> **GIVEN REQUEST**
Write out the entries as a JSON list of strings, one string per line and blank lines omitted, from the first line through the line containing "The intermediate plate 113 is at (603, 133).", inclusive.

start DATA SHOWN

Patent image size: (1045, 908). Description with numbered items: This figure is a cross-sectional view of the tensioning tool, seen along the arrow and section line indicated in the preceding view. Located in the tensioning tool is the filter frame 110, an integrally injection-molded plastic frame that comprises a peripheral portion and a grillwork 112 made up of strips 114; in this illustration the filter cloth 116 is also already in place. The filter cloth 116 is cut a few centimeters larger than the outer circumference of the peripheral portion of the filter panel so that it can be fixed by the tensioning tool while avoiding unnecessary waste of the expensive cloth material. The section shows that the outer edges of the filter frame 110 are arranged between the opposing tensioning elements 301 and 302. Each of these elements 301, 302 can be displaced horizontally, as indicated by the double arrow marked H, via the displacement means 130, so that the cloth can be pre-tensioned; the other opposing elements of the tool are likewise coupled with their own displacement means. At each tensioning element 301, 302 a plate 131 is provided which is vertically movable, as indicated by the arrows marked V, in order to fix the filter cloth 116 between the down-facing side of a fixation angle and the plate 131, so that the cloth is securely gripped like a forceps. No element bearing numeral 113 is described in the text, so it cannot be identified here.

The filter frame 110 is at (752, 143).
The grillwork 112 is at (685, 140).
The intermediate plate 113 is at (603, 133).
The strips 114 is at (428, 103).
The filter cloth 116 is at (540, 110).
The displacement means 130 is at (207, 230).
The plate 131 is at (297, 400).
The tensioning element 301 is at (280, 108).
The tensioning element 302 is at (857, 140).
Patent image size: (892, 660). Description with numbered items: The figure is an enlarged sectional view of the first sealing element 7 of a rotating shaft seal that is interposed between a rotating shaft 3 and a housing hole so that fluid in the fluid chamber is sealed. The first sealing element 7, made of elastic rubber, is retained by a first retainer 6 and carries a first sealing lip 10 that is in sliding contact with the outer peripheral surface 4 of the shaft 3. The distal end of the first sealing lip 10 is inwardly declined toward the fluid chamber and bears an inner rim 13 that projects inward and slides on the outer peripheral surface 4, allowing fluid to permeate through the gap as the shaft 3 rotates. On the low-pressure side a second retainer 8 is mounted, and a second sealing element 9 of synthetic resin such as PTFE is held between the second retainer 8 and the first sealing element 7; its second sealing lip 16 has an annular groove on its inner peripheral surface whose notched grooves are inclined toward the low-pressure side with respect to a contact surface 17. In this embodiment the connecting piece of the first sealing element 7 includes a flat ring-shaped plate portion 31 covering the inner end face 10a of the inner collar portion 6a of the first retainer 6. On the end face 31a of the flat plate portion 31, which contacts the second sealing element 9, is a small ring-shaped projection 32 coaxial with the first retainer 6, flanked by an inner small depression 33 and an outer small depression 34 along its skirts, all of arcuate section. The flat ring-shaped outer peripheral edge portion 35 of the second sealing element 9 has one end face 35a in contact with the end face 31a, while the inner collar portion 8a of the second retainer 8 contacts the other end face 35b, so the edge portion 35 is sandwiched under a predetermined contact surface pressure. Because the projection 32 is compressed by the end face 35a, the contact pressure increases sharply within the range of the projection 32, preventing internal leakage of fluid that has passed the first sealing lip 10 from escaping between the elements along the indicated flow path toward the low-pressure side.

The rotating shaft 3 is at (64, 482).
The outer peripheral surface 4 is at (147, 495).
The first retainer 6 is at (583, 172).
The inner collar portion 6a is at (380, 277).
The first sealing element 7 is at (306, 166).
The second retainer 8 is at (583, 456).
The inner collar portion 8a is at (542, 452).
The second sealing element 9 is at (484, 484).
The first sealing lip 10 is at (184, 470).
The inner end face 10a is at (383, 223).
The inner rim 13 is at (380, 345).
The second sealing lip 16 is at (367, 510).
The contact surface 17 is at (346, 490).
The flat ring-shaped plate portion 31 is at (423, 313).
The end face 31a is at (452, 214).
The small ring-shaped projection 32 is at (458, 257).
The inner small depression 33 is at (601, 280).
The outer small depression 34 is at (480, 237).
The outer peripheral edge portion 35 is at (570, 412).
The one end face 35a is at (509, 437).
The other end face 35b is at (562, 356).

end DATA SHOWN

> **SOLVED PROBLEM**
[
  "Patent image size: (1045, 908). Description with numbered items: This figure is a cross-sectional view of the tensioning tool, seen along the arrow and section line indicated in the preceding view. Located in the tensioning tool is the filter frame 110, an integrally injection-molded plastic frame that comprises a peripheral portion and a grillwork 112 made up of strips 114; in this illustration the filter cloth 116 is also already in place. The filter cloth 116 is cut a few centimeters larger than the outer circumference of the peripheral portion of the filter panel so that it can be fixed by the tensioning tool while avoiding unnecessary waste of the expensive cloth material. The section shows that the outer edges of the filter frame 110 are arranged between the opposing tensioning elements 301 and 302. Each of these elements 301, 302 can be displaced horizontally, as indicated by the double arrow marked H, via the displacement means 130, so that the cloth can be pre-tensioned; the other opposing elements of the tool are likewise coupled with their own displacement means. At each tensioning element 301, 302 a plate 131 is provided which is vertically movable, as indicated by the arrows marked V, in order to fix the filter cloth 116 between the down-facing side of a fixation angle and the plate 131, so that the cloth is securely gripped like a forceps. No element bearing numeral 113 is described in the text, so it cannot be identified here.",
  "The filter frame 110 is at (752, 143).",
  "The grillwork 112 is at (685, 140).",
  "The intermediate plate 113 is at (603, 133)."
]